→ **Written request**: Extract all lines in the data that contain the word "name".

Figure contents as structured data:

· · · ·

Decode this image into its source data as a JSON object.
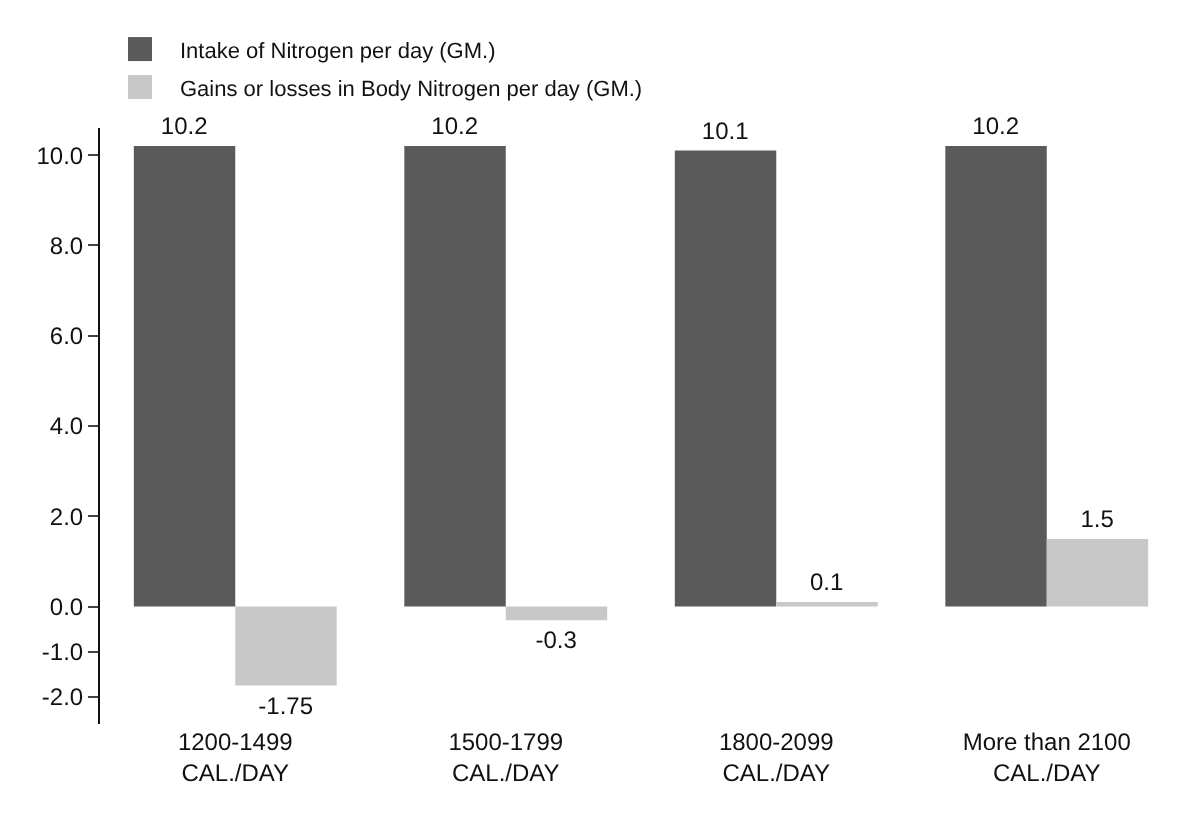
{
  "chart_data": {
    "type": "bar",
    "categories": [
      "1200-1499\nCAL./DAY",
      "1500-1799\nCAL./DAY",
      "1800-2099\nCAL./DAY",
      "More than 2100\nCAL./DAY"
    ],
    "series": [
      {
        "name": "Intake of Nitrogen per day (GM.)",
        "color": "#5a5a5a",
        "values": [
          10.2,
          10.2,
          10.1,
          10.2
        ],
        "value_labels": [
          "10.2",
          "10.2",
          "10.1",
          "10.2"
        ]
      },
      {
        "name": "Gains or losses in Body Nitrogen per day (GM.)",
        "color": "#c8c8c8",
        "values": [
          -1.75,
          -0.3,
          0.1,
          1.5
        ],
        "value_labels": [
          "-1.75",
          "-0.3",
          "0.1",
          "1.5"
        ]
      }
    ],
    "ylim": [
      -2.6,
      10.6
    ],
    "yticks": [
      {
        "value": -2,
        "label": "-2.0"
      },
      {
        "value": -1,
        "label": "-1.0"
      },
      {
        "value": 0,
        "label": "0.0"
      },
      {
        "value": 2,
        "label": "2.0"
      },
      {
        "value": 4,
        "label": "4.0"
      },
      {
        "value": 6,
        "label": "6.0"
      },
      {
        "value": 8,
        "label": "8.0"
      },
      {
        "value": 10,
        "label": "10.0"
      }
    ],
    "legend": "top left"
  }
}
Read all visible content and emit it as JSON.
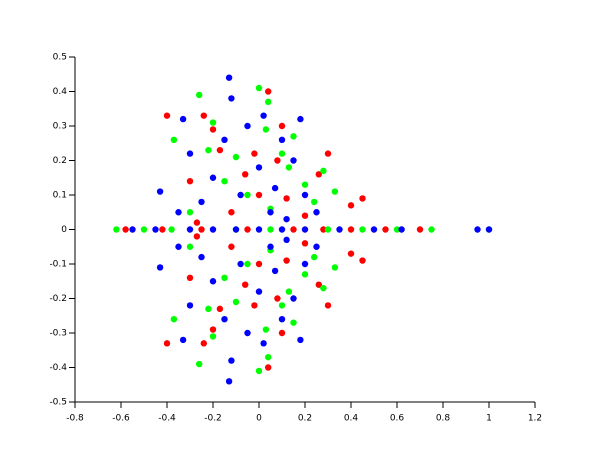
{
  "chart_data": {
    "type": "scatter",
    "xlim": [
      -0.8,
      1.2
    ],
    "ylim": [
      -0.5,
      0.5
    ],
    "xticks": [
      -0.8,
      -0.6,
      -0.4,
      -0.2,
      0,
      0.2,
      0.4,
      0.6,
      0.8,
      1,
      1.2
    ],
    "yticks": [
      -0.5,
      -0.4,
      -0.3,
      -0.2,
      -0.1,
      0,
      0.1,
      0.2,
      0.3,
      0.4,
      0.5
    ],
    "series": [
      {
        "color": "#ff0000",
        "x": [
          -0.58,
          -0.42,
          -0.25,
          -0.05,
          0.15,
          0.28,
          0.4,
          0.55,
          0.7,
          -0.4,
          -0.4,
          0.04,
          0.04,
          -0.24,
          -0.24,
          -0.02,
          -0.02,
          0.1,
          0.1,
          -0.2,
          -0.2,
          0.4,
          0.4,
          0.45,
          0.45,
          0.26,
          0.26,
          -0.17,
          -0.17,
          0,
          0,
          0.12,
          0.12,
          -0.3,
          -0.3,
          0.08,
          0.08,
          -0.12,
          -0.12,
          0.2,
          0.2,
          -0.06,
          -0.06,
          0.3,
          0.3,
          -0.27,
          -0.27
        ],
        "y": [
          0,
          0,
          0,
          0,
          0,
          0,
          0,
          0,
          0,
          0.33,
          -0.33,
          0.4,
          -0.4,
          0.33,
          -0.33,
          0.22,
          -0.22,
          0.3,
          -0.3,
          0.29,
          -0.29,
          0.07,
          -0.07,
          0.09,
          -0.09,
          0.16,
          -0.16,
          0.23,
          -0.23,
          0.1,
          -0.1,
          0.09,
          -0.09,
          0.14,
          -0.14,
          0.2,
          -0.2,
          0.05,
          -0.05,
          0.04,
          -0.04,
          0.16,
          -0.16,
          0.22,
          -0.22,
          0.02,
          -0.02
        ]
      },
      {
        "color": "#00ff00",
        "x": [
          -0.62,
          -0.5,
          -0.38,
          -0.1,
          0.05,
          0.3,
          0.45,
          0.6,
          0.75,
          1,
          0,
          0,
          -0.26,
          -0.26,
          -0.37,
          -0.37,
          0.04,
          0.04,
          -0.2,
          -0.2,
          0.1,
          0.1,
          0.28,
          0.28,
          0.2,
          0.2,
          -0.15,
          -0.15,
          0.05,
          0.05,
          -0.05,
          -0.05,
          0.15,
          0.15,
          -0.3,
          -0.3,
          0.24,
          0.24,
          -0.1,
          -0.1,
          0.03,
          0.03,
          -0.22,
          -0.22,
          0.13,
          0.13,
          0.33,
          0.33
        ],
        "y": [
          0,
          0,
          0,
          0,
          0,
          0,
          0,
          0,
          0,
          0,
          0.41,
          -0.41,
          0.39,
          -0.39,
          0.26,
          -0.26,
          0.37,
          -0.37,
          0.31,
          -0.31,
          0.22,
          -0.22,
          0.17,
          -0.17,
          0.13,
          -0.13,
          0.14,
          -0.14,
          0.06,
          -0.06,
          0.1,
          -0.1,
          0.27,
          -0.27,
          0.05,
          -0.05,
          0.08,
          -0.08,
          0.21,
          -0.21,
          0.29,
          -0.29,
          0.23,
          -0.23,
          0.18,
          -0.18,
          0.11,
          -0.11
        ]
      },
      {
        "color": "#0000ff",
        "x": [
          -0.55,
          -0.45,
          -0.3,
          -0.2,
          -0.1,
          0,
          0.1,
          0.2,
          0.35,
          0.5,
          0.62,
          0.95,
          1,
          -0.13,
          -0.13,
          -0.43,
          -0.43,
          -0.33,
          -0.33,
          -0.3,
          -0.3,
          -0.12,
          -0.12,
          -0.05,
          -0.05,
          0.02,
          0.02,
          0.1,
          0.1,
          0.15,
          0.15,
          0.2,
          0.2,
          -0.2,
          -0.2,
          -0.08,
          -0.08,
          0.05,
          0.05,
          0.12,
          0.12,
          -0.25,
          -0.25,
          0.18,
          0.18,
          0,
          0,
          -0.15,
          -0.15,
          0.07,
          0.07,
          0.25,
          0.25,
          -0.35,
          -0.35
        ],
        "y": [
          0,
          0,
          0,
          0,
          0,
          0,
          0,
          0,
          0,
          0,
          0,
          0,
          0,
          0.44,
          -0.44,
          0.11,
          -0.11,
          0.32,
          -0.32,
          0.22,
          -0.22,
          0.38,
          -0.38,
          0.3,
          -0.3,
          0.33,
          -0.33,
          0.26,
          -0.26,
          0.2,
          -0.2,
          0.1,
          -0.1,
          0.15,
          -0.15,
          0.1,
          -0.1,
          0.05,
          -0.05,
          0.03,
          -0.03,
          0.08,
          -0.08,
          0.32,
          -0.32,
          0.18,
          -0.18,
          0.26,
          -0.26,
          0.12,
          -0.12,
          0.05,
          -0.05,
          0.05,
          -0.05
        ]
      }
    ]
  }
}
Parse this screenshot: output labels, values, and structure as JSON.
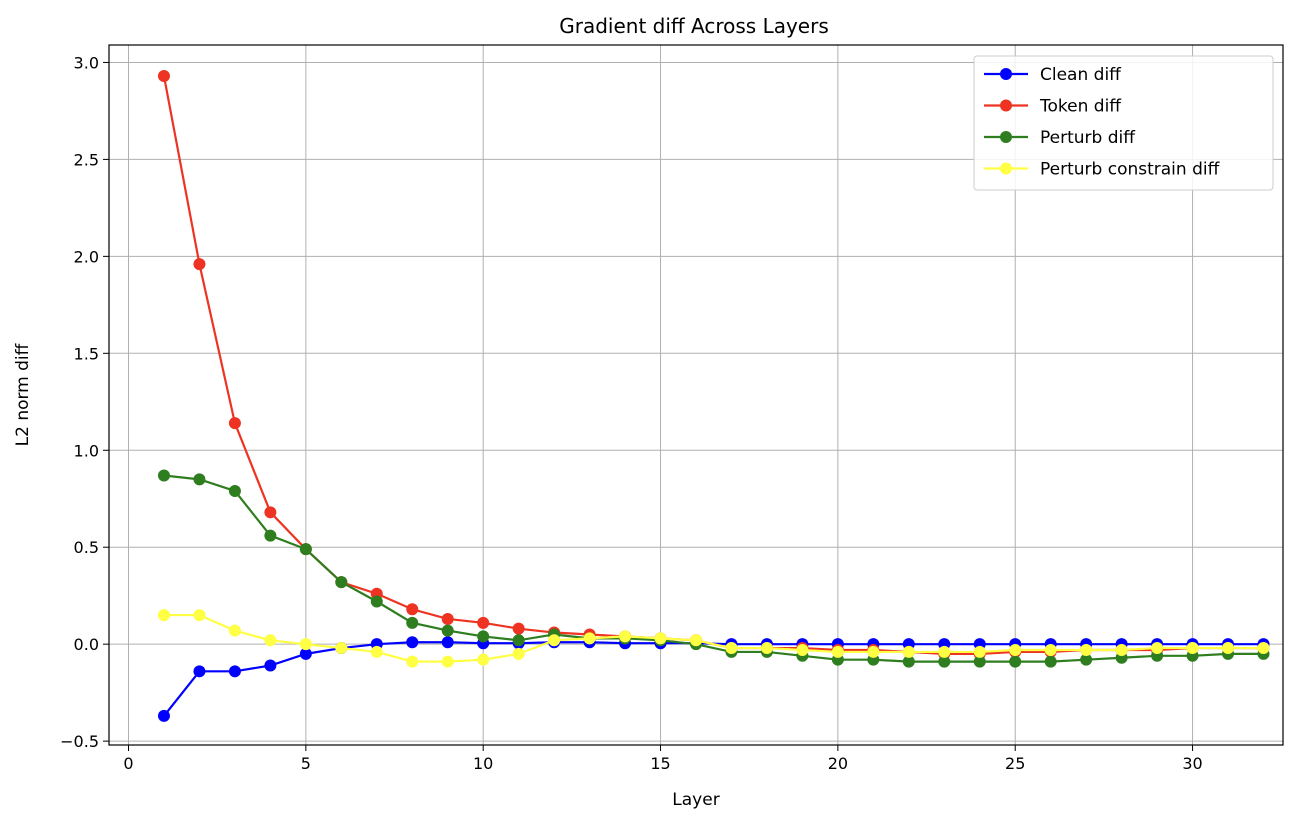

· · · ·

→ **The result**:
        "name": "Intake of Nitrogen per day (GM.)",
        "name": "Gains or losses in Body Nitrogen per day (GM.)",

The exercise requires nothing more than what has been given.